## Поставленная задача 1
Воспроизведите без изменений строки материала, начиная с самой первой и заканчивая строкой, содержащей «scatter-point-blues [251, 425, 259, 433]», включая обе границы.

## Текст для чтения
○ ○ ○ ○ ○

Откровенно говоря, мое внимание привлекло то, что было вначале непонятно, висит ли на стене фото или это окно в соседнюю комнату и почему кровать, которую привычнее было бы увидеть в пионерском лагере, помещена в атмосферу, больше напоминающую тюрьму. Оказалось, что это фото было сделано в музее Пномпеня, созданным на месте одной из самых жестоких тюрем современности. В 70х годах красные кхмеры превратили здание начальной школы в тюрьму пыток. По оценкам, за время существования тюрьмы в нее были посажены примерно 17 000 человек, а вышли только семеро. Остальные умерли в том числе из-за жестоких пыток. Согласитесь, это обстоятельство создает совершенно другое представление о том, что мы видим на изображении. Теряется загадка, но возможно добавляется совершенно иной смысл. Хотя, впрочем, нас больше поражает то, что мы знаем об этой тюрьме из ее описания, чем то, что мы непосредственно видим на фотографии. Я думаю, что в данном случае не текст дополняет фотографию, а фотография текст.

Дуэйн Майклс, который уже упоминался выше, дает нам еще несколько интересных примеров взаимодействия фотографии и текста. Рассмотрим еще один:

Мне кажется, содержание этого изображения считывается вполне однозначно. Мы видим скорее всего фрагмент семейной сцены. Отец, по-видимому, не слишком доволен сыном. Мы видим это по его позе и выражению лица. Мать, вероятно, занимает более пассивную позицию, смотрит за развитием событий, но склонна поддерживать отца. А сын переживает конфронтацию, возможно и не чувствуя вины за собой. Давайте теперь прочтем текст, сопровождающий фотографию. Не уверен в точности своего перевода, возможно его можно было сделать и получше:

“Сколько я себя помню, мой отец всегда говорил мне, что однажды напишет мне специальное письмо. Но он никогда не говорил мне, о чем будет это письмо. Я пытался догадаться, какой тип близости между нами наконец возникнет, какая тайна или семейный секрет будет раскрыт. Я хотел, чтобы он рассказал, где спрятаны его теплые чувства. Но затем отец умер, а письмо так и не пришло ко мне. И я так и не узнал о месте, в котором скрыта его любовь.”

Фотография наполняется совершенно новым смыслом благодаря тексту. Текст как бы продолжает фотографию, дополняет ее. Здесь фотография самодостаточна, выразительна и может существовать без всякого текста к ней. Текст тоже не нуждается в иллюстрациях. Однако вместе они образуют нечто большее, чем просто текст и просто фото. Здесь мы имеем дело с визуально-вербальной формой, которая шире и интереснее, чем ее визуальная и вербальная составляющие. Имеют ли право на существование такие формы? Конечно, да! Но в каждом ли случае фотографию следует сопровождать такими текстами?

○ ○ ○ ○ ○

## Материал для задания
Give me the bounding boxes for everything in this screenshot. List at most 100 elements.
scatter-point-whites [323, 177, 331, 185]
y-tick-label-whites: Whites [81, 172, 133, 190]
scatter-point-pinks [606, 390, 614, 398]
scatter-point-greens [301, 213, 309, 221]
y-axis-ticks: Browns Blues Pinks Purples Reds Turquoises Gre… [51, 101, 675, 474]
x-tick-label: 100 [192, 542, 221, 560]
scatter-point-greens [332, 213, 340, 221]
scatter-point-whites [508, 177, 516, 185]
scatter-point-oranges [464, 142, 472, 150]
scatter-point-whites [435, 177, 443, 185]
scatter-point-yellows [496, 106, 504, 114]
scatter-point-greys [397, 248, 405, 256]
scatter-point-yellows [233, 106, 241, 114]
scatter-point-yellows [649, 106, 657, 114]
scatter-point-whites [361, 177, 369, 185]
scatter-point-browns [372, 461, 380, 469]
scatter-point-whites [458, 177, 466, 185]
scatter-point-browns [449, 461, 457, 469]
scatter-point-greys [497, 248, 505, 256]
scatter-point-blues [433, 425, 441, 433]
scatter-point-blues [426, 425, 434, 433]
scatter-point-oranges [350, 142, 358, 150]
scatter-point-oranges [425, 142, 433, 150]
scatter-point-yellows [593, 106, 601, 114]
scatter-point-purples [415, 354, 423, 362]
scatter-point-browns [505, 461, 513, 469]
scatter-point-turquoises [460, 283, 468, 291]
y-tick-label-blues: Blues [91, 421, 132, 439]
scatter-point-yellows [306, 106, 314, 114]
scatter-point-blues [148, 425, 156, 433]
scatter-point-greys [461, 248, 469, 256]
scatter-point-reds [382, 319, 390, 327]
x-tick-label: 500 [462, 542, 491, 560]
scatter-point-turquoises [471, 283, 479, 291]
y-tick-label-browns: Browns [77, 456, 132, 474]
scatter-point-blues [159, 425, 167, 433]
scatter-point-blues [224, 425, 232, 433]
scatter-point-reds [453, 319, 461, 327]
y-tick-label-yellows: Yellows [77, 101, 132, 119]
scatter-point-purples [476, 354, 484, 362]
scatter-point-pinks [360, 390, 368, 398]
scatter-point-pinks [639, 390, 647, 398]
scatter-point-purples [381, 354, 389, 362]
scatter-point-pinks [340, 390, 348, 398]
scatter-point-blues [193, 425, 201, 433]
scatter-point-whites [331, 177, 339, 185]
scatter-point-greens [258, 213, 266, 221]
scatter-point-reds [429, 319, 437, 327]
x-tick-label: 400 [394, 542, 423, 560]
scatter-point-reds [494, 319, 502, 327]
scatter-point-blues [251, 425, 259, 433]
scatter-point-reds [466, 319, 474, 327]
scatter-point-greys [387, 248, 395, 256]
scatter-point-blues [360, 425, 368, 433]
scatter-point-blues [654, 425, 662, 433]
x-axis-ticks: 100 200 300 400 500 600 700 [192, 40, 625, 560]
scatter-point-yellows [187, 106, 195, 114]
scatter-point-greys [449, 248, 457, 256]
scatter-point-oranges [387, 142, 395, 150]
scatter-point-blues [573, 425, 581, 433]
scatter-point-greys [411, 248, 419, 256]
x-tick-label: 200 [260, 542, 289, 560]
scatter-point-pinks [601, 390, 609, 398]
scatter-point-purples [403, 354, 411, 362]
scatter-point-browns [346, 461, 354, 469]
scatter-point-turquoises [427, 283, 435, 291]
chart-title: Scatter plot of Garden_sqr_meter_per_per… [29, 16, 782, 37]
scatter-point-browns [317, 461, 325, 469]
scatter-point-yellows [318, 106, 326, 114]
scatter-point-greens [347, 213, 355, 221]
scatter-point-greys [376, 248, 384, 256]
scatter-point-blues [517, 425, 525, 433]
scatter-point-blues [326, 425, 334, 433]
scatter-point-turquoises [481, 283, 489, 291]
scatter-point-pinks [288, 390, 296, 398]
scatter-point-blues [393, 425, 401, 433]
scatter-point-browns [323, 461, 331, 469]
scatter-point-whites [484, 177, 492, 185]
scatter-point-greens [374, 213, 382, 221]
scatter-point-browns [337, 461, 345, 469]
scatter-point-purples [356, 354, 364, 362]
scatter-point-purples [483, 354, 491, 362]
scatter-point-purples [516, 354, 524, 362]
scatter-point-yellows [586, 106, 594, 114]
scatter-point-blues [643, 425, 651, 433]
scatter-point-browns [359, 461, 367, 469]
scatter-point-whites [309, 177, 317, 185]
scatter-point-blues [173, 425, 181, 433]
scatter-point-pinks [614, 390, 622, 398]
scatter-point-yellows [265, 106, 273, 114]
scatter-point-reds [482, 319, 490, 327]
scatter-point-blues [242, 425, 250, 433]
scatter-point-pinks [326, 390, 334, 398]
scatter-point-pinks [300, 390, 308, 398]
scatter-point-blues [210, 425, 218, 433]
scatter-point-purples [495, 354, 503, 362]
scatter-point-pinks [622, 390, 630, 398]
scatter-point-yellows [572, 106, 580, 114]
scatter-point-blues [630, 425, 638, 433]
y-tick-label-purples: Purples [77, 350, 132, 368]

○ ○ ○ ○ ○

## Поставленная задача 2
Ответьте по тексту для чтения на следующие вопросы:
(а) Во что красные кхмеры превратили здание начальной школы?
(б) Что, по словам отца, он однажды напишет?
(в) С какой формой, согласно тексту, мы имеем дело, когда фотография и текст соединены вместе?

## Полный ответ 1
Give me the bounding boxes for everything in this screenshot. List at most 100 elements.
scatter-point-whites [323, 177, 331, 185]
y-tick-label-whites: Whites [81, 172, 133, 190]
scatter-point-pinks [606, 390, 614, 398]
scatter-point-greens [301, 213, 309, 221]
y-axis-ticks: Browns Blues Pinks Purples Reds Turquoises Gre… [51, 101, 675, 474]
x-tick-label: 100 [192, 542, 221, 560]
scatter-point-greens [332, 213, 340, 221]
scatter-point-whites [508, 177, 516, 185]
scatter-point-oranges [464, 142, 472, 150]
scatter-point-whites [435, 177, 443, 185]
scatter-point-yellows [496, 106, 504, 114]
scatter-point-greys [397, 248, 405, 256]
scatter-point-yellows [233, 106, 241, 114]
scatter-point-yellows [649, 106, 657, 114]
scatter-point-whites [361, 177, 369, 185]
scatter-point-browns [372, 461, 380, 469]
scatter-point-whites [458, 177, 466, 185]
scatter-point-browns [449, 461, 457, 469]
scatter-point-greys [497, 248, 505, 256]
scatter-point-blues [433, 425, 441, 433]
scatter-point-blues [426, 425, 434, 433]
scatter-point-oranges [350, 142, 358, 150]
scatter-point-oranges [425, 142, 433, 150]
scatter-point-yellows [593, 106, 601, 114]
scatter-point-purples [415, 354, 423, 362]
scatter-point-browns [505, 461, 513, 469]
scatter-point-turquoises [460, 283, 468, 291]
y-tick-label-blues: Blues [91, 421, 132, 439]
scatter-point-yellows [306, 106, 314, 114]
scatter-point-blues [148, 425, 156, 433]
scatter-point-greys [461, 248, 469, 256]
scatter-point-reds [382, 319, 390, 327]
x-tick-label: 500 [462, 542, 491, 560]
scatter-point-turquoises [471, 283, 479, 291]
y-tick-label-browns: Browns [77, 456, 132, 474]
scatter-point-blues [159, 425, 167, 433]
scatter-point-blues [224, 425, 232, 433]
scatter-point-reds [453, 319, 461, 327]
y-tick-label-yellows: Yellows [77, 101, 132, 119]
scatter-point-purples [476, 354, 484, 362]
scatter-point-pinks [360, 390, 368, 398]
scatter-point-pinks [639, 390, 647, 398]
scatter-point-purples [381, 354, 389, 362]
scatter-point-pinks [340, 390, 348, 398]
scatter-point-blues [193, 425, 201, 433]
scatter-point-whites [331, 177, 339, 185]
scatter-point-greens [258, 213, 266, 221]
scatter-point-reds [429, 319, 437, 327]
x-tick-label: 400 [394, 542, 423, 560]
scatter-point-reds [494, 319, 502, 327]
scatter-point-blues [251, 425, 259, 433]

## Полный ответ 2
(а) В тюрьму пыток.
(б) Специальное письмо.
(в) С визуально-вербальной формой.